_Problem requirements:_ Every line in the listing is to be echoed verbatim.

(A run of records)
______

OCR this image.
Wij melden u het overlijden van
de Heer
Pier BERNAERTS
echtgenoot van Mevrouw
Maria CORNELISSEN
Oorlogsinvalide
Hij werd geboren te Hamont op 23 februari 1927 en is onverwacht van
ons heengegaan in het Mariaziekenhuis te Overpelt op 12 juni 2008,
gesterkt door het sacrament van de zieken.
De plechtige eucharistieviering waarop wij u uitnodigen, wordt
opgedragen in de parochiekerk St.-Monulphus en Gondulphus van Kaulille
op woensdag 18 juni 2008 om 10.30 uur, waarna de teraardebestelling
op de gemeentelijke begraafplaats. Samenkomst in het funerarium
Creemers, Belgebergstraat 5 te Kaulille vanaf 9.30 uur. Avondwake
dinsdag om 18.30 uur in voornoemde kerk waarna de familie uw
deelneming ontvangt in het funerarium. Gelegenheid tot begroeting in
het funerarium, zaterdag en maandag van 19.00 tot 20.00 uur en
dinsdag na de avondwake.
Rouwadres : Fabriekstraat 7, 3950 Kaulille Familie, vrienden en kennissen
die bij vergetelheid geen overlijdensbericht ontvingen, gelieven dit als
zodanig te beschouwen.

______

_Answer to this task:_
OCR this image.
Wij melden u het overlijden van
de Heer
Pier BERNAERTS
echtgenoot van Mevrouw
Maria CORNELISSEN
Oorlogsinvalide
Hij werd geboren te Hamont op 23 februari 1927 en is onverwacht van
ons heengegaan in het Mariaziekenhuis te Overpelt op 12 juni 2008,
gesterkt door het sacrament van de zieken.
De plechtige eucharistieviering waarop wij u uitnodigen, wordt
opgedragen in de parochiekerk St.-Monulphus en Gondulphus van Kaulille
op woensdag 18 juni 2008 om 10.30 uur, waarna de teraardebestelling
op de gemeentelijke begraafplaats. Samenkomst in het funerarium
Creemers, Belgebergstraat 5 te Kaulille vanaf 9.30 uur. Avondwake
dinsdag om 18.30 uur in voornoemde kerk waarna de familie uw
deelneming ontvangt in het funerarium. Gelegenheid tot begroeting in
het funerarium, zaterdag en maandag van 19.00 tot 20.00 uur en
dinsdag na de avondwake.
Rouwadres : Fabriekstraat 7, 3950 Kaulille Familie, vrienden en kennissen
die bij vergetelheid geen overlijdensbericht ontvingen, gelieven dit als
zodanig te beschouwen.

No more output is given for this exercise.